[Start Information provided]

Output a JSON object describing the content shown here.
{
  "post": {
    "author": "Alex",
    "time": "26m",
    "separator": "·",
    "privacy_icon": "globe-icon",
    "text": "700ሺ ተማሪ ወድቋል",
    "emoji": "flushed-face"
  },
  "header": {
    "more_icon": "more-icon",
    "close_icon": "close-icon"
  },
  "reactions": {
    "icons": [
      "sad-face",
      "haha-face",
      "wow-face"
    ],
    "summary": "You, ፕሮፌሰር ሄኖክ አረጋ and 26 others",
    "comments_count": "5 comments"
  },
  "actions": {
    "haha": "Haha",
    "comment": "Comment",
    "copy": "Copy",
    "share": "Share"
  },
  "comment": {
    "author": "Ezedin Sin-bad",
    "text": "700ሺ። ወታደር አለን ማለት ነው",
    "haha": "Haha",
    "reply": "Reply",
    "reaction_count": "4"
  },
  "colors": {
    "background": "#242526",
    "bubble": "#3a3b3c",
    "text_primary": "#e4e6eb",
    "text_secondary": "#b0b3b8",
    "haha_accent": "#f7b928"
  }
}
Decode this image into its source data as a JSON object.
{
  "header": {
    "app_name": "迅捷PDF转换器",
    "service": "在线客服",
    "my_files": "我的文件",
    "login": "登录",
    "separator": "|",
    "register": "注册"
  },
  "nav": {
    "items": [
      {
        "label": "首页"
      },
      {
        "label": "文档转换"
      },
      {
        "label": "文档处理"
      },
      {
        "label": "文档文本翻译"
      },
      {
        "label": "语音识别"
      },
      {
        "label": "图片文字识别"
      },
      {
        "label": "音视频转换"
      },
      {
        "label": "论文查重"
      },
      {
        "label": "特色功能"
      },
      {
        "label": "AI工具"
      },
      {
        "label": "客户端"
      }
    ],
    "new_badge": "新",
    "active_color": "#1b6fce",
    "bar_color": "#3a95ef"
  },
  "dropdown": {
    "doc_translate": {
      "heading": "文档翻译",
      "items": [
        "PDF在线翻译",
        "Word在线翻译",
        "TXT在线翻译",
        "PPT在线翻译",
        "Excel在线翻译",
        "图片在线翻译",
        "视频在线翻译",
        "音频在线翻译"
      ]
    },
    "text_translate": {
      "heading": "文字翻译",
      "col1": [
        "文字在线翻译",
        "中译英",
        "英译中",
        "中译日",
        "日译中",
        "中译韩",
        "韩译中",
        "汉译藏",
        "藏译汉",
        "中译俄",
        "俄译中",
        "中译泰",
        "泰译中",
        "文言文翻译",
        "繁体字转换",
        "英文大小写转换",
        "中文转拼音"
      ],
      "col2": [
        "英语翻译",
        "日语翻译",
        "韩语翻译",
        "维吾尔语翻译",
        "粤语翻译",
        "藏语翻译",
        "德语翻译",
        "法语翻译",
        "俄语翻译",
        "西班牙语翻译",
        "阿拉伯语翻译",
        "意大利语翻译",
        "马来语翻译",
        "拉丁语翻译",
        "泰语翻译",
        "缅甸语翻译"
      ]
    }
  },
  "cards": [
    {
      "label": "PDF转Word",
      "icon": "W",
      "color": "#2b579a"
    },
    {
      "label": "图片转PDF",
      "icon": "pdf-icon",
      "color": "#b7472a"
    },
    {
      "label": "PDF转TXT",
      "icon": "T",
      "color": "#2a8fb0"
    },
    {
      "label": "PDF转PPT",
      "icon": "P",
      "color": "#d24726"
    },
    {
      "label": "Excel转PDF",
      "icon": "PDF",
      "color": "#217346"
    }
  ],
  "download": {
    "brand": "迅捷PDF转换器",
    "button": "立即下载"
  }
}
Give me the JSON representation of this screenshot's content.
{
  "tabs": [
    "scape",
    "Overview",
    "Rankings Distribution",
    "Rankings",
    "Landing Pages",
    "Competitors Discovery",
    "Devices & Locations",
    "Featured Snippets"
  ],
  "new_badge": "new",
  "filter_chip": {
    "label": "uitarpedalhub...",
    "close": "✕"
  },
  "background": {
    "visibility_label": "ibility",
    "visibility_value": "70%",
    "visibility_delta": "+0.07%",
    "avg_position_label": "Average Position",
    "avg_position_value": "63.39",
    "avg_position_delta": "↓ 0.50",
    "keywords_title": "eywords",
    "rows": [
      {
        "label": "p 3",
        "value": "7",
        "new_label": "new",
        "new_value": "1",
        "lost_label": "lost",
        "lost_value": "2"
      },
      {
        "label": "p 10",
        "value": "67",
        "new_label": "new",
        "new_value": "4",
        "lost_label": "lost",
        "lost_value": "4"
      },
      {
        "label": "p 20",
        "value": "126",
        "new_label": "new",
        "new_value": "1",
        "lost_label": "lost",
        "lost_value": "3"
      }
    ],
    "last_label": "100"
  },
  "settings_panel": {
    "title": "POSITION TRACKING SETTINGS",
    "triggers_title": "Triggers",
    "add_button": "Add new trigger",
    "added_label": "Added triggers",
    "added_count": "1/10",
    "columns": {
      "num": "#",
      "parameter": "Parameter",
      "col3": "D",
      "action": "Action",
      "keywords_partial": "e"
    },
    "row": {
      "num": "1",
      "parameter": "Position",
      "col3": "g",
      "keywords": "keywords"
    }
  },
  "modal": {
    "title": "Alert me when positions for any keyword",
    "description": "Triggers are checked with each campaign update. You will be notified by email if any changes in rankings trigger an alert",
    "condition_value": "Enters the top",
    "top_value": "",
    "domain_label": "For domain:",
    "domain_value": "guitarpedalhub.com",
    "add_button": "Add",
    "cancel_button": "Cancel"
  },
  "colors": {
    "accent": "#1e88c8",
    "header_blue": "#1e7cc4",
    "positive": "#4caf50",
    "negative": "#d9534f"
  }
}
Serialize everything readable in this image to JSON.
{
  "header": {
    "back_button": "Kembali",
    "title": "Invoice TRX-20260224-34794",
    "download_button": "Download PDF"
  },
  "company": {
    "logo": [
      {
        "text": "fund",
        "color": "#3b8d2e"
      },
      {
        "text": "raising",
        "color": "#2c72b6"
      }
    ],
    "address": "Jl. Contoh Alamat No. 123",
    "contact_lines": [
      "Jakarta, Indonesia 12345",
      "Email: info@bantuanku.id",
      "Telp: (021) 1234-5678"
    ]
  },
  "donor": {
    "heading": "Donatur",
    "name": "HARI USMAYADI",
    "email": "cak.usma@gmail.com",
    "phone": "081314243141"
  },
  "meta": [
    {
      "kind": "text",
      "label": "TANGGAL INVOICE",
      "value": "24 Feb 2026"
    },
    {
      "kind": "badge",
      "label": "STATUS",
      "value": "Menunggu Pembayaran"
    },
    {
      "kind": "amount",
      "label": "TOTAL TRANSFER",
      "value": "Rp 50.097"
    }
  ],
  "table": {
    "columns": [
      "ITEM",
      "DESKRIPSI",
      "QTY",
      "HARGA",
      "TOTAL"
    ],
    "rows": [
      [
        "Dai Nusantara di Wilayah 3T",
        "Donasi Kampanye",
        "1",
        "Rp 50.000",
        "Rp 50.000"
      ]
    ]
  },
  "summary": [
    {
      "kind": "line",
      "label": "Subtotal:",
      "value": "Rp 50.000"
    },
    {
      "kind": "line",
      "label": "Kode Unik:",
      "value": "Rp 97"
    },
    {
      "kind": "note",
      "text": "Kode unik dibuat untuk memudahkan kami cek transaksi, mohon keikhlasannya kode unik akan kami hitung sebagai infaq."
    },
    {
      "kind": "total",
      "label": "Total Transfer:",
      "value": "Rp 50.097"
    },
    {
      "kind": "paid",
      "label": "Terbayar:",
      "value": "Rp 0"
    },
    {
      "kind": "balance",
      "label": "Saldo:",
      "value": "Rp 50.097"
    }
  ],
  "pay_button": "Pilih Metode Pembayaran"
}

[End Information provided]

Goal of the exercise
Copy out each record exactly as given, omitting none.

Result of the task
Output a JSON object describing the content shown here.
{
  "post": {
    "author": "Alex",
    "time": "26m",
    "separator": "·",
    "privacy_icon": "globe-icon",
    "text": "700ሺ ተማሪ ወድቋል",
    "emoji": "flushed-face"
  },
  "header": {
    "more_icon": "more-icon",
    "close_icon": "close-icon"
  },
  "reactions": {
    "icons": [
      "sad-face",
      "haha-face",
      "wow-face"
    ],
    "summary": "You, ፕሮፌሰር ሄኖክ አረጋ and 26 others",
    "comments_count": "5 comments"
  },
  "actions": {
    "haha": "Haha",
    "comment": "Comment",
    "copy": "Copy",
    "share": "Share"
  },
  "comment": {
    "author": "Ezedin Sin-bad",
    "text": "700ሺ። ወታደር አለን ማለት ነው",
    "haha": "Haha",
    "reply": "Reply",
    "reaction_count": "4"
  },
  "colors": {
    "background": "#242526",
    "bubble": "#3a3b3c",
    "text_primary": "#e4e6eb",
    "text_secondary": "#b0b3b8",
    "haha_accent": "#f7b928"
  }
}
Decode this image into its source data as a JSON object.
{
  "header": {
    "app_name": "迅捷PDF转换器",
    "service": "在线客服",
    "my_files": "我的文件",
    "login": "登录",
    "separator": "|",
    "register": "注册"
  },
  "nav": {
    "items": [
      {
        "label": "首页"
      },
      {
        "label": "文档转换"
      },
      {
        "label": "文档处理"
      },
      {
        "label": "文档文本翻译"
      },
      {
        "label": "语音识别"
      },
      {
        "label": "图片文字识别"
      },
      {
        "label": "音视频转换"
      },
      {
        "label": "论文查重"
      },
      {
        "label": "特色功能"
      },
      {
        "label": "AI工具"
      },
      {
        "label": "客户端"
      }
    ],
    "new_badge": "新",
    "active_color": "#1b6fce",
    "bar_color": "#3a95ef"
  },
  "dropdown": {
    "doc_translate": {
      "heading": "文档翻译",
      "items": [
        "PDF在线翻译",
        "Word在线翻译",
        "TXT在线翻译",
        "PPT在线翻译",
        "Excel在线翻译",
        "图片在线翻译",
        "视频在线翻译",
        "音频在线翻译"
      ]
    },
    "text_translate": {
      "heading": "文字翻译",
      "col1": [
        "文字在线翻译",
        "中译英",
        "英译中",
        "中译日",
        "日译中",
        "中译韩",
        "韩译中",
        "汉译藏",
        "藏译汉",
        "中译俄",
        "俄译中",
        "中译泰",
        "泰译中",
        "文言文翻译",
        "繁体字转换",
        "英文大小写转换",
        "中文转拼音"
      ],
      "col2": [
        "英语翻译",
        "日语翻译",
        "韩语翻译",
        "维吾尔语翻译",
        "粤语翻译",
        "藏语翻译",
        "德语翻译",
        "法语翻译",
        "俄语翻译",
        "西班牙语翻译",
        "阿拉伯语翻译",
        "意大利语翻译",
        "马来语翻译",
        "拉丁语翻译",
        "泰语翻译",
        "缅甸语翻译"
      ]
    }
  },
  "cards": [
    {
      "label": "PDF转Word",
      "icon": "W",
      "color": "#2b579a"
    },
    {
      "label": "图片转PDF",
      "icon": "pdf-icon",
      "color": "#b7472a"
    },
    {
      "label": "PDF转TXT",
      "icon": "T",
      "color": "#2a8fb0"
    },
    {
      "label": "PDF转PPT",
      "icon": "P",
      "color": "#d24726"
    },
    {
      "label": "Excel转PDF",
      "icon": "PDF",
      "color": "#217346"
    }
  ],
  "download": {
    "brand": "迅捷PDF转换器",
    "button": "立即下载"
  }
}
Give me the JSON representation of this screenshot's content.
{
  "tabs": [
    "scape",
    "Overview",
    "Rankings Distribution",
    "Rankings",
    "Landing Pages",
    "Competitors Discovery",
    "Devices & Locations",
    "Featured Snippets"
  ],
  "new_badge": "new",
  "filter_chip": {
    "label": "uitarpedalhub...",
    "close": "✕"
  },
  "background": {
    "visibility_label": "ibility",
    "visibility_value": "70%",
    "visibility_delta": "+0.07%",
    "avg_position_label": "Average Position",
    "avg_position_value": "63.39",
    "avg_position_delta": "↓ 0.50",
    "keywords_title": "eywords",
    "rows": [
      {
        "label": "p 3",
        "value": "7",
        "new_label": "new",
        "new_value": "1",
        "lost_label": "lost",
        "lost_value": "2"
      },
      {
        "label": "p 10",
        "value": "67",
        "new_label": "new",
        "new_value": "4",
        "lost_label": "lost",
        "lost_value": "4"
      },
      {
        "label": "p 20",
        "value": "126",
        "new_label": "new",
        "new_value": "1",
        "lost_label": "lost",
        "lost_value": "3"
      }
    ],
    "last_label": "100"
  },
  "settings_panel": {
    "title": "POSITION TRACKING SETTINGS",
    "triggers_title": "Triggers",
    "add_button": "Add new trigger",
    "added_label": "Added triggers",
    "added_count": "1/10",
    "columns": {
      "num": "#",
      "parameter": "Parameter",
      "col3": "D",
      "action": "Action",
      "keywords_partial": "e"
    },
    "row": {
      "num": "1",
      "parameter": "Position",
      "col3": "g",
      "keywords": "keywords"
    }
  },
  "modal": {
    "title": "Alert me when positions for any keyword",
    "description": "Triggers are checked with each campaign update. You will be notified by email if any changes in rankings trigger an alert",
    "condition_value": "Enters the top",
    "top_value": "",
    "domain_label": "For domain:",
    "domain_value": "guitarpedalhub.com",
    "add_button": "Add",
    "cancel_button": "Cancel"
  },
  "colors": {
    "accent": "#1e88c8",
    "header_blue": "#1e7cc4",
    "positive": "#4caf50",
    "negative": "#d9534f"
  }
}
Serialize everything readable in this image to JSON.
{
  "header": {
    "back_button": "Kembali",
    "title": "Invoice TRX-20260224-34794",
    "download_button": "Download PDF"
  },
  "company": {
    "logo": [
      {
        "text": "fund",
        "color": "#3b8d2e"
      },
      {
        "text": "raising",
        "color": "#2c72b6"
      }
    ],
    "address": "Jl. Contoh Alamat No. 123",
    "contact_lines": [
      "Jakarta, Indonesia 12345",
      "Email: info@bantuanku.id",
      "Telp: (021) 1234-5678"
    ]
  },
  "donor": {
    "heading": "Donatur",
    "name": "HARI USMAYADI",
    "email": "cak.usma@gmail.com",
    "phone": "081314243141"
  },
  "meta": [
    {
      "kind": "text",
      "label": "TANGGAL INVOICE",
      "value": "24 Feb 2026"
    },
    {
      "kind": "badge",
      "label": "STATUS",
      "value": "Menunggu Pembayaran"
    },
    {
      "kind": "amount",
      "label": "TOTAL TRANSFER",
      "value": "Rp 50.097"
    }
  ],
  "table": {
    "columns": [
      "ITEM",
      "DESKRIPSI",
      "QTY",
      "HARGA",
      "TOTAL"
    ],
    "rows": [
      [
        "Dai Nusantara di Wilayah 3T",
        "Donasi Kampanye",
        "1",
        "Rp 50.000",
        "Rp 50.000"
      ]
    ]
  },
  "summary": [
    {
      "kind": "line",
      "label": "Subtotal:",
      "value": "Rp 50.000"
    },
    {
      "kind": "line",
      "label": "Kode Unik:",
      "value": "Rp 97"
    },
    {
      "kind": "note",
      "text": "Kode unik dibuat untuk memudahkan kami cek transaksi, mohon keikhlasannya kode unik akan kami hitung sebagai infaq."
    },
    {
      "kind": "total",
      "label": "Total Transfer:",
      "value": "Rp 50.097"
    },
    {
      "kind": "paid",
      "label": "Terbayar:",
      "value": "Rp 0"
    },
    {
      "kind": "balance",
      "label": "Saldo:",
      "value": "Rp 50.097"
    }
  ],
  "pay_button": "Pilih Metode Pembayaran"
}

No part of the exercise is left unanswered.